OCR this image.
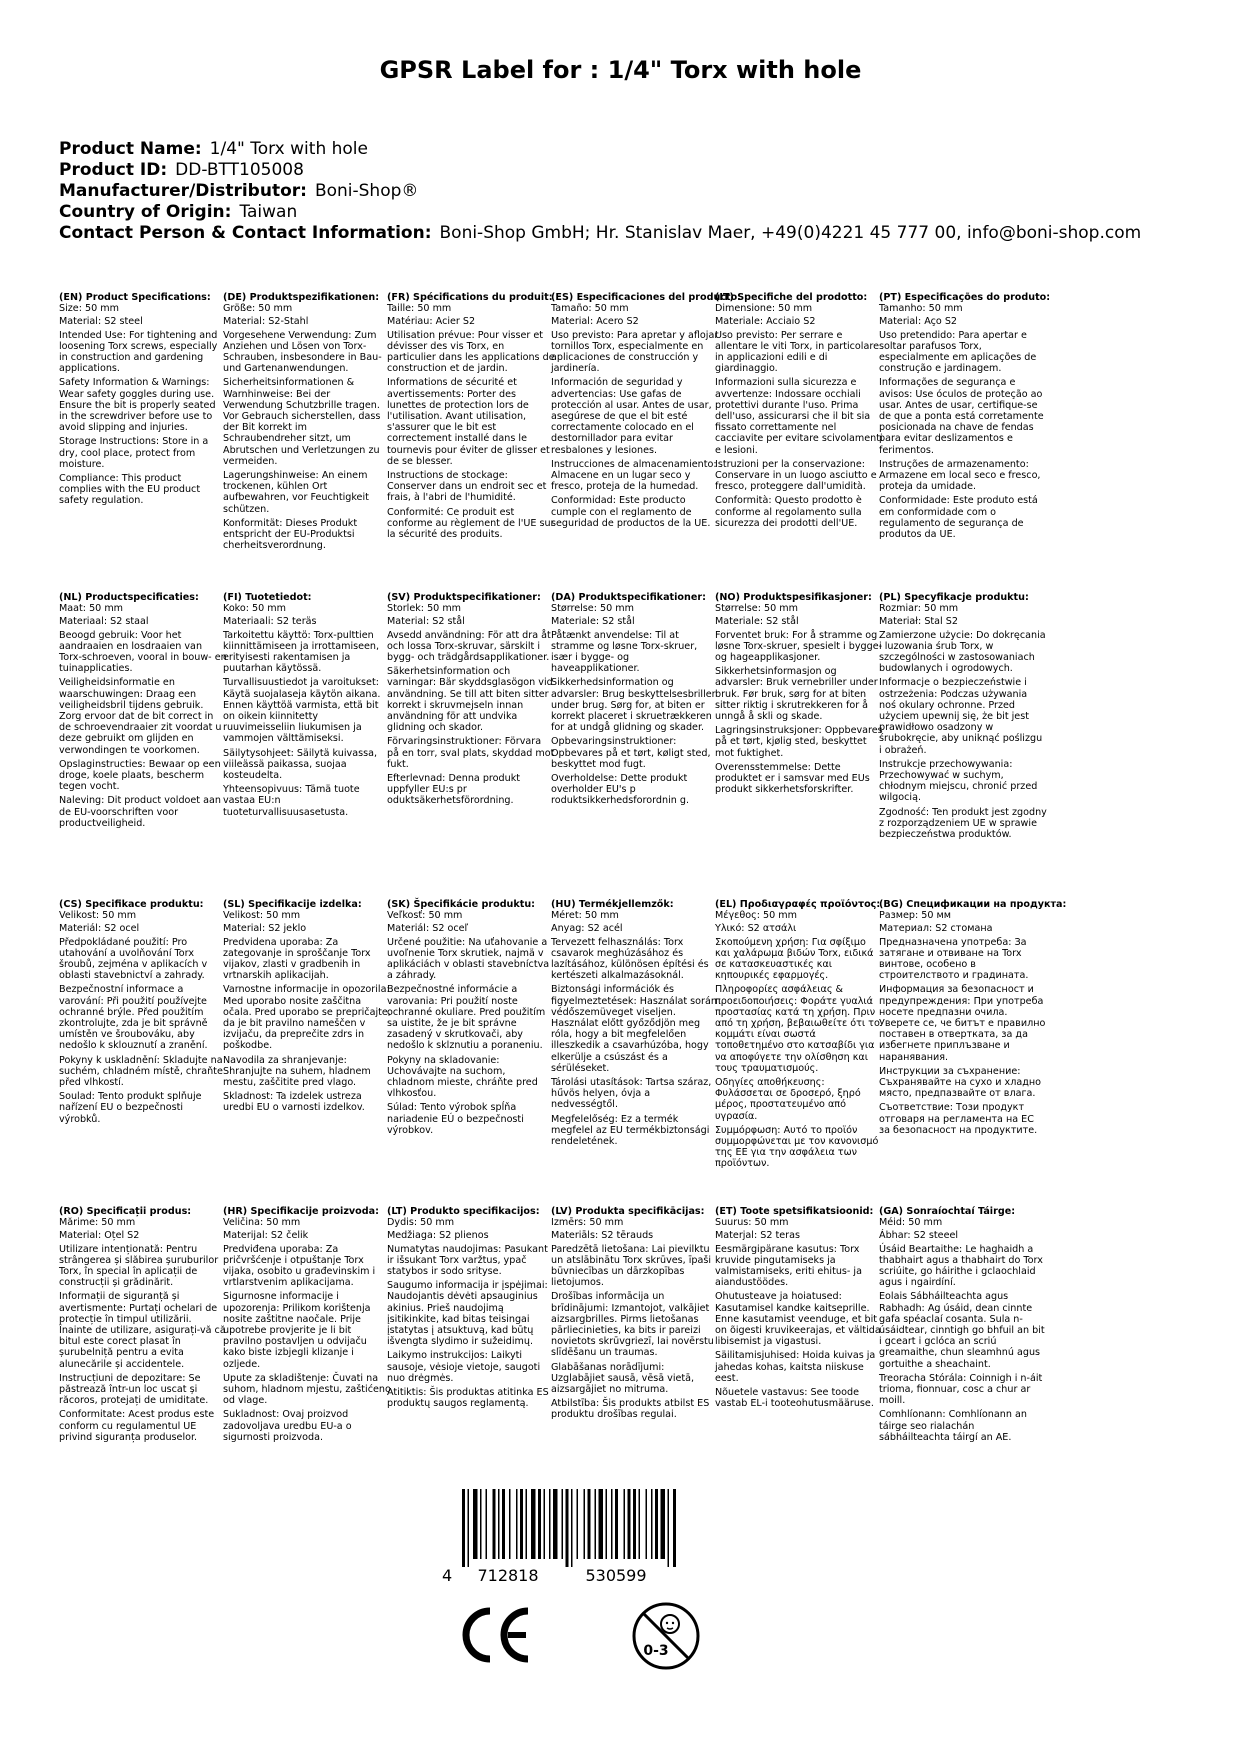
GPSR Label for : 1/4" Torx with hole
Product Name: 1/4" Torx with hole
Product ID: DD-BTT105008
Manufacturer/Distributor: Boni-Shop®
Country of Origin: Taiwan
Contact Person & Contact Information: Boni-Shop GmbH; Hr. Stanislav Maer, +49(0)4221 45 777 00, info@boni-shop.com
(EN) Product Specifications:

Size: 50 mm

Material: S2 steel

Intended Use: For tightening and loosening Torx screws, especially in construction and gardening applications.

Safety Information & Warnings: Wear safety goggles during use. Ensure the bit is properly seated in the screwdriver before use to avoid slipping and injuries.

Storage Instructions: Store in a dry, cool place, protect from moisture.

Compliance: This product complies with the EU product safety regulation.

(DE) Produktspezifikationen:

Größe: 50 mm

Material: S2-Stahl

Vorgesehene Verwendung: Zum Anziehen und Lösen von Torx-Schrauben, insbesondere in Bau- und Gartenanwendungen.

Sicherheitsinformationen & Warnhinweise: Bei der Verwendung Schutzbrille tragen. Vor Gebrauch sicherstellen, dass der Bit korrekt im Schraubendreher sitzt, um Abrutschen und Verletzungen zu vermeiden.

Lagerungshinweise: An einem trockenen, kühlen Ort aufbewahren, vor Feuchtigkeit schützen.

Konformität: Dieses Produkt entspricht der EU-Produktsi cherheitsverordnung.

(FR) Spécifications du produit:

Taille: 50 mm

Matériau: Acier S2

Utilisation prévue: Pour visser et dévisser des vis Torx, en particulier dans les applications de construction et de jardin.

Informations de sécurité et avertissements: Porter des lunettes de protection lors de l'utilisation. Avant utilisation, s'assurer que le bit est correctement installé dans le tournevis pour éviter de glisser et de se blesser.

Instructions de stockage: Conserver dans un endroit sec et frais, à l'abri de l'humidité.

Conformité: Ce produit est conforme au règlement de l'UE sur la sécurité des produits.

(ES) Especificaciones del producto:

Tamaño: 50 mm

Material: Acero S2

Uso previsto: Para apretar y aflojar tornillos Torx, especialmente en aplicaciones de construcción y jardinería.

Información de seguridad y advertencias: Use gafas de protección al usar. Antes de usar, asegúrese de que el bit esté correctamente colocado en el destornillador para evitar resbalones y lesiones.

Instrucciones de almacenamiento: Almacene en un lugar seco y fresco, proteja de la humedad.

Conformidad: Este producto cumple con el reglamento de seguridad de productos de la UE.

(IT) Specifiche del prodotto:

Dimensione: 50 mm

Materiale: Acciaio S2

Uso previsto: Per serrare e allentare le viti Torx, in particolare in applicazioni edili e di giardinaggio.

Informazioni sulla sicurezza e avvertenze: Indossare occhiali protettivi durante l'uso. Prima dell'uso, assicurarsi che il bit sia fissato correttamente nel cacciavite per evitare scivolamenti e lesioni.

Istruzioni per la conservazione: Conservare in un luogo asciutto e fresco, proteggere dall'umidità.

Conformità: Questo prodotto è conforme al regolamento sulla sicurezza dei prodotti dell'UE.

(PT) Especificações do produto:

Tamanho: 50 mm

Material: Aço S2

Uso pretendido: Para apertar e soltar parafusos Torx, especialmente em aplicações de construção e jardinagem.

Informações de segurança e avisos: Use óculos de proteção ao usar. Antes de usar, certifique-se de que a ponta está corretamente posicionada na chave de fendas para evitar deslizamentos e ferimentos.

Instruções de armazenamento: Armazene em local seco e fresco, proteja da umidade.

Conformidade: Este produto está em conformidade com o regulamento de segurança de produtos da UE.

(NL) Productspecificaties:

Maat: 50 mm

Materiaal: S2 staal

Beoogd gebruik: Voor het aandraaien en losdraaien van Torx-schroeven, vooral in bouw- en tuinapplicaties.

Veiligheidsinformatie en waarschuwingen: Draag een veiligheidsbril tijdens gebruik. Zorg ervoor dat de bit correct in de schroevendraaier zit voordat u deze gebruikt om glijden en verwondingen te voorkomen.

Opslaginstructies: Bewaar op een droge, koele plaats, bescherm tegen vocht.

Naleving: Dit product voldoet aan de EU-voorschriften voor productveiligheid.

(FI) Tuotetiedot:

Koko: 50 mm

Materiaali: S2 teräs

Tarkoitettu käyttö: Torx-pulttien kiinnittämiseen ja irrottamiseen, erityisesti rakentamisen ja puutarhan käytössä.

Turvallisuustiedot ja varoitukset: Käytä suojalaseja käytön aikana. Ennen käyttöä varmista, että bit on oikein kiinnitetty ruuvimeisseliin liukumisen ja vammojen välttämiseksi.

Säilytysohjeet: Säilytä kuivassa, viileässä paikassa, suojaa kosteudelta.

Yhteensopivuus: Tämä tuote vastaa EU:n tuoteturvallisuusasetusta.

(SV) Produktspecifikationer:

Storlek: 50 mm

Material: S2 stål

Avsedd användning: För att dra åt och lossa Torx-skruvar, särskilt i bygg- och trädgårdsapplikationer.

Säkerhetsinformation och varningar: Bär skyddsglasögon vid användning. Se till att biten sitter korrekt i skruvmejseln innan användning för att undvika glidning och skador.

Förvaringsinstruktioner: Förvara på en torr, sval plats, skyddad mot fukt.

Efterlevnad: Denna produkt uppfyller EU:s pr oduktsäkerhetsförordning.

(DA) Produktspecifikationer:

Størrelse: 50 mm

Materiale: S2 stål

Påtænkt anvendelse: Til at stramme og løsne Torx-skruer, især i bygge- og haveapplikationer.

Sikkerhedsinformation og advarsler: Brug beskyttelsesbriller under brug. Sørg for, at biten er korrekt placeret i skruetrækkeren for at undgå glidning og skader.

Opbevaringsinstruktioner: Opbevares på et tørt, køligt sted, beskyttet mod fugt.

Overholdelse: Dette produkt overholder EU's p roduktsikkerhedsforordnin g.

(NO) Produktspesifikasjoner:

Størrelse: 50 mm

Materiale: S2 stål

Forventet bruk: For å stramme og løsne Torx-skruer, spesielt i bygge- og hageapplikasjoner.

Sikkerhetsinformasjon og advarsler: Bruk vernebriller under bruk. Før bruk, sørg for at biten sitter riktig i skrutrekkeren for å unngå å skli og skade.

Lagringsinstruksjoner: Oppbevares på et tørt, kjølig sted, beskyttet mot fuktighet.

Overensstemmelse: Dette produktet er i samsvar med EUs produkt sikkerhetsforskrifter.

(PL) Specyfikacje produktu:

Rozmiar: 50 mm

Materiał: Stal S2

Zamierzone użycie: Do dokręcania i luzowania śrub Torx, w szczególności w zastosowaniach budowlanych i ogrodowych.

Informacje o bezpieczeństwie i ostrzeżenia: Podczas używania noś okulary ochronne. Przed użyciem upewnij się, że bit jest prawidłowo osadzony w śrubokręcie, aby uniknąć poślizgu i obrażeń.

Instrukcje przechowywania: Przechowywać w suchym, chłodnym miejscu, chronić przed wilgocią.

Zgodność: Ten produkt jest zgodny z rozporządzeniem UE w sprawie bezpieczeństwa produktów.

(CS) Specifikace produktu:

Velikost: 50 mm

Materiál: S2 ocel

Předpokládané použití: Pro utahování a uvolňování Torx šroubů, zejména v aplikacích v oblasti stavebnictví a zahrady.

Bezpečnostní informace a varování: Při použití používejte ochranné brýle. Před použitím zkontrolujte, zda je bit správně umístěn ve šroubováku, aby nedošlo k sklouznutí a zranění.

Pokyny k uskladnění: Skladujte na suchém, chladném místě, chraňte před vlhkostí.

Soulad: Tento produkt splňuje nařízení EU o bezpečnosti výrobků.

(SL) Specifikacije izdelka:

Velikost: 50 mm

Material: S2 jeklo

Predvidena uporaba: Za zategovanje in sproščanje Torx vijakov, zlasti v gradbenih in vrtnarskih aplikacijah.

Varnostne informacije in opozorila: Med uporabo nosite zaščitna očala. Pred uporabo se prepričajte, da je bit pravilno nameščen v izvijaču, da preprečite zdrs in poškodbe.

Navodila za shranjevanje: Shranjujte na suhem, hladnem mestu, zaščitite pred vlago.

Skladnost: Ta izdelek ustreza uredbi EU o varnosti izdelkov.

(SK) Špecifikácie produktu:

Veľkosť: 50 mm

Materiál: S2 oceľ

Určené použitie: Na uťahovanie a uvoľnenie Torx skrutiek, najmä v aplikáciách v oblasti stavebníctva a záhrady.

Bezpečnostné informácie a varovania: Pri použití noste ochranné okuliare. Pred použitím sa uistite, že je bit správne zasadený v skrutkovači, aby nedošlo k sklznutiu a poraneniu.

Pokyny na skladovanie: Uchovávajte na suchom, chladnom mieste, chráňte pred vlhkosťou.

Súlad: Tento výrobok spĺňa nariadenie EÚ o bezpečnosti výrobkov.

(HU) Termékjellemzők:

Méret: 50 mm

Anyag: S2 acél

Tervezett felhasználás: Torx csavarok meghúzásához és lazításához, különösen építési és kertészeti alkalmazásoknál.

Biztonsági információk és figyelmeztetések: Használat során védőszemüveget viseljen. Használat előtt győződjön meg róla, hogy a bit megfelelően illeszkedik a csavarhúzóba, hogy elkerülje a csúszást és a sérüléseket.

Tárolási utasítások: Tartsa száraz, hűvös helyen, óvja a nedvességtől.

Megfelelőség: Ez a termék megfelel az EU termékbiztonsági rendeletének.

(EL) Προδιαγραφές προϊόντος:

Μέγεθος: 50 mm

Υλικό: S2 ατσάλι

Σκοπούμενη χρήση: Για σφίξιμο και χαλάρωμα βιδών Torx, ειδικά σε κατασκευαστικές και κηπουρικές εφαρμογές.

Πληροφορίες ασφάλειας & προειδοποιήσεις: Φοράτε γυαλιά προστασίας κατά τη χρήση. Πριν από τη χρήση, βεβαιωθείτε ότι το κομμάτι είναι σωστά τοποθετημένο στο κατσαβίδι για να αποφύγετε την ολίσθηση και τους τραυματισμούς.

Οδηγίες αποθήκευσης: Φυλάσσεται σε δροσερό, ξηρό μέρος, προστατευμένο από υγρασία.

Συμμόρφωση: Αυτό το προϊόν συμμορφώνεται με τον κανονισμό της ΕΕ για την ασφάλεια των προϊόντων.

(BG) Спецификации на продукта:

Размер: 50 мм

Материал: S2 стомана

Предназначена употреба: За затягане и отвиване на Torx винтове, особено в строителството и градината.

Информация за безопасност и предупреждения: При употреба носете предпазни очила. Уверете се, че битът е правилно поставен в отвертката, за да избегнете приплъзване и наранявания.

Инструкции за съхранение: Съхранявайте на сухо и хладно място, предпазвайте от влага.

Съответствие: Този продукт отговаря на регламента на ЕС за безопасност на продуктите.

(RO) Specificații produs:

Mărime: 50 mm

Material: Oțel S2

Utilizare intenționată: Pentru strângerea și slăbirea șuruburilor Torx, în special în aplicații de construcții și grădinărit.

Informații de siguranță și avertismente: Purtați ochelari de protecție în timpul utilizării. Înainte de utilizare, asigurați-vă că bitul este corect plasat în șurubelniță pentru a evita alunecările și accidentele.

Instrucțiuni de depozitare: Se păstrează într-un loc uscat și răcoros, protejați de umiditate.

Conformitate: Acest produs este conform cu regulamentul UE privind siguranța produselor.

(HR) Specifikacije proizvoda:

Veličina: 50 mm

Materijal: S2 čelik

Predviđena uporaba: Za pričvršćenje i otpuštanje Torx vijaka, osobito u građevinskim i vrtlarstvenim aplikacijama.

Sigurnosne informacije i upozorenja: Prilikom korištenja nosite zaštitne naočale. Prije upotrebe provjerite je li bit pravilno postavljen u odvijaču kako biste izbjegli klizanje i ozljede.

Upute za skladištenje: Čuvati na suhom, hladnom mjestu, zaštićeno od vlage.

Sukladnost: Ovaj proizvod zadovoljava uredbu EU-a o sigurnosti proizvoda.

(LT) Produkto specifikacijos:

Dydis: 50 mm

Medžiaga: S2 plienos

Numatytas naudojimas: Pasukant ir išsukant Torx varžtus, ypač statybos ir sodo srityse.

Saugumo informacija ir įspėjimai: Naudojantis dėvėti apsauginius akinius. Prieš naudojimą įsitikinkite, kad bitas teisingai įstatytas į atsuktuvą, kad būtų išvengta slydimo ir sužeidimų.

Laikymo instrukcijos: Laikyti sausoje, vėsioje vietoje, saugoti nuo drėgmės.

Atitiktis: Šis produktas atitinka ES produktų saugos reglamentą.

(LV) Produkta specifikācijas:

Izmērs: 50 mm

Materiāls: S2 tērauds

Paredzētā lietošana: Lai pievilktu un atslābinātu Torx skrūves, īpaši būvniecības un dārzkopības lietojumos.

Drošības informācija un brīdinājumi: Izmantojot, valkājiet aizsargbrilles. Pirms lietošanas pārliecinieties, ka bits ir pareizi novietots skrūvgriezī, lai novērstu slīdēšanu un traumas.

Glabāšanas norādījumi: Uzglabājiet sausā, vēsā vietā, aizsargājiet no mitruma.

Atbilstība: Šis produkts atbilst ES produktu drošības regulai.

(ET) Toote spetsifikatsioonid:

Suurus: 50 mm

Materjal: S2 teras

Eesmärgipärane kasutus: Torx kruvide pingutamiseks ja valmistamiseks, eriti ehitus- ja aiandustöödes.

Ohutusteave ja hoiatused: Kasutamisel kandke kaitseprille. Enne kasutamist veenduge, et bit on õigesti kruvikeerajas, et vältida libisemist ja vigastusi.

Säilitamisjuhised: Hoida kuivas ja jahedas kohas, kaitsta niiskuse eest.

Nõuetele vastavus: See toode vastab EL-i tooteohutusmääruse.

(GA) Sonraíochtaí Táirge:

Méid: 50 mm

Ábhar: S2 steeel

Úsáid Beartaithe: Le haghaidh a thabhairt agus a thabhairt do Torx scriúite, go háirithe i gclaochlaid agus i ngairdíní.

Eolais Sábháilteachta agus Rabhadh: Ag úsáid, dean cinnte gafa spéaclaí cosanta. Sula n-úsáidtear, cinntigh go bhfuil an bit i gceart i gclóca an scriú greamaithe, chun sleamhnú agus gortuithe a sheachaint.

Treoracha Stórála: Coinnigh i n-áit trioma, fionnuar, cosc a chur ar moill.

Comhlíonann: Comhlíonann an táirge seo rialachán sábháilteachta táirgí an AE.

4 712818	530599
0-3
——————
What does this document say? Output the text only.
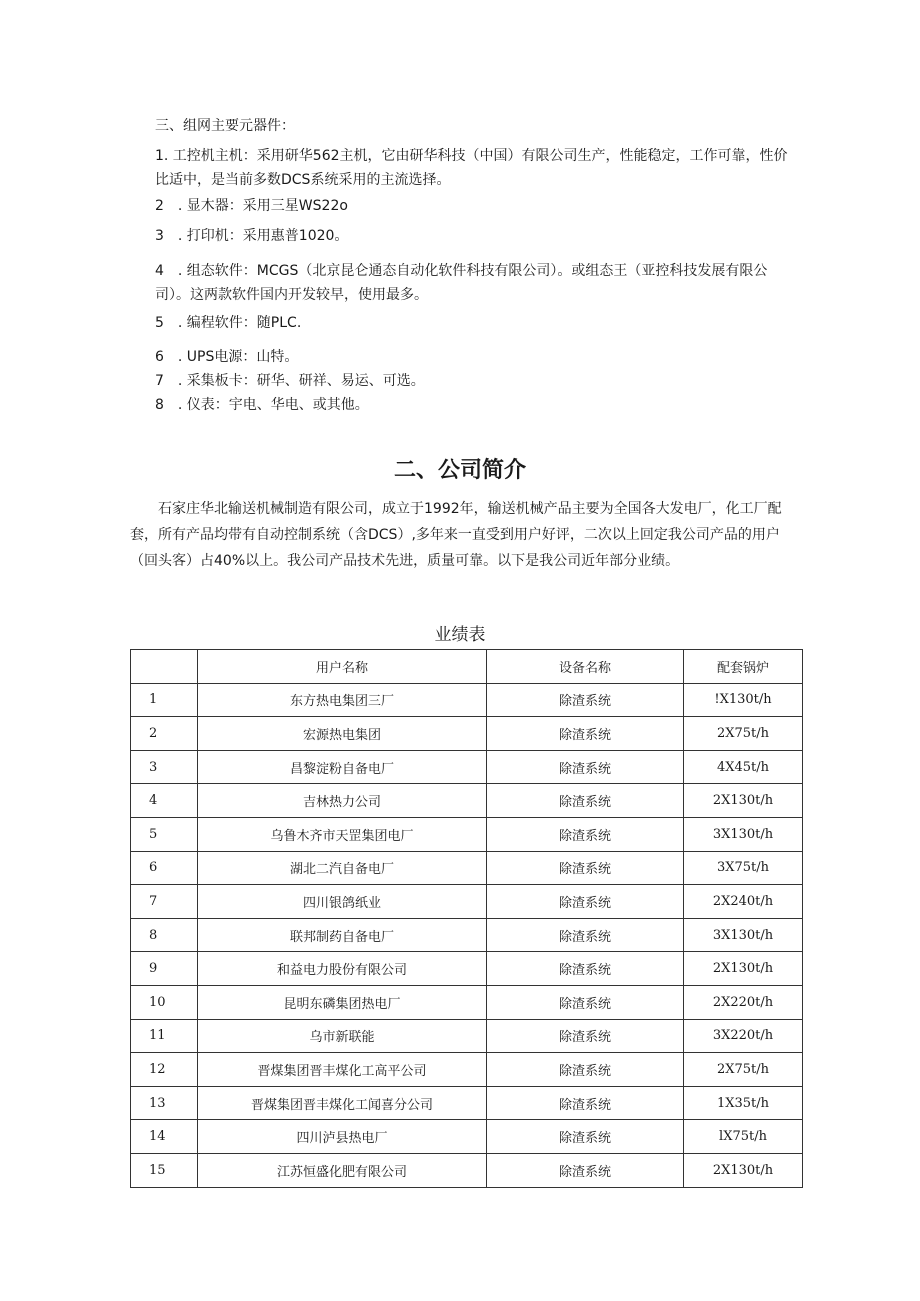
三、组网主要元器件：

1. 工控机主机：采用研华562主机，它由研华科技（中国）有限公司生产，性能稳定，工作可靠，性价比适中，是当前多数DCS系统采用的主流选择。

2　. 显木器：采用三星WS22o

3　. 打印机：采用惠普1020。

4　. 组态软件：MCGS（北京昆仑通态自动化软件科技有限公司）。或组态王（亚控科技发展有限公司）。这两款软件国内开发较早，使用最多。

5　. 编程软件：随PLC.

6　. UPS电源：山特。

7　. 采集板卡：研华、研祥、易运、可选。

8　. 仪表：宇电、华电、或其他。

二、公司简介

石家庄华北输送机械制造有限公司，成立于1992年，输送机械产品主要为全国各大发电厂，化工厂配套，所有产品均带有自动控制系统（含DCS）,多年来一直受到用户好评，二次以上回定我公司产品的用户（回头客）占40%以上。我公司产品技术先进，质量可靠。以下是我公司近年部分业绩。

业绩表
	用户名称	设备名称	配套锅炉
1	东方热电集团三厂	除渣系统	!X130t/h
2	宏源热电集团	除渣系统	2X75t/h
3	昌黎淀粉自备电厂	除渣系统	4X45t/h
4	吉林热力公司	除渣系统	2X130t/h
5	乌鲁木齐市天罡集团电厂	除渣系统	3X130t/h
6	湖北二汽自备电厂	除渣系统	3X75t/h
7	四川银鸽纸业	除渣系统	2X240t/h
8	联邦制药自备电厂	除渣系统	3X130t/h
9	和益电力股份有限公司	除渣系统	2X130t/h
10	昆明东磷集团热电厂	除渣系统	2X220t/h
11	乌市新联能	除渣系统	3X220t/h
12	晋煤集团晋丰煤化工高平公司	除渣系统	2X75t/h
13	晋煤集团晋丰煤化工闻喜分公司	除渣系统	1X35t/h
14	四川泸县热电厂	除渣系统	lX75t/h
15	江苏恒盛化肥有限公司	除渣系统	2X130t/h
——————
Pull out each line containing the word "användning" and copy it.

Avsedd användning: För att dra åt och lossa Torx-skruvar, särskilt i bygg- och trädgårdsapplikationer.
Säkerhetsinformation och varningar: Bär skyddsglasögon vid användning. Se till att biten sitter korrekt i skruvmejseln innan användning för att undvika glidning och skador.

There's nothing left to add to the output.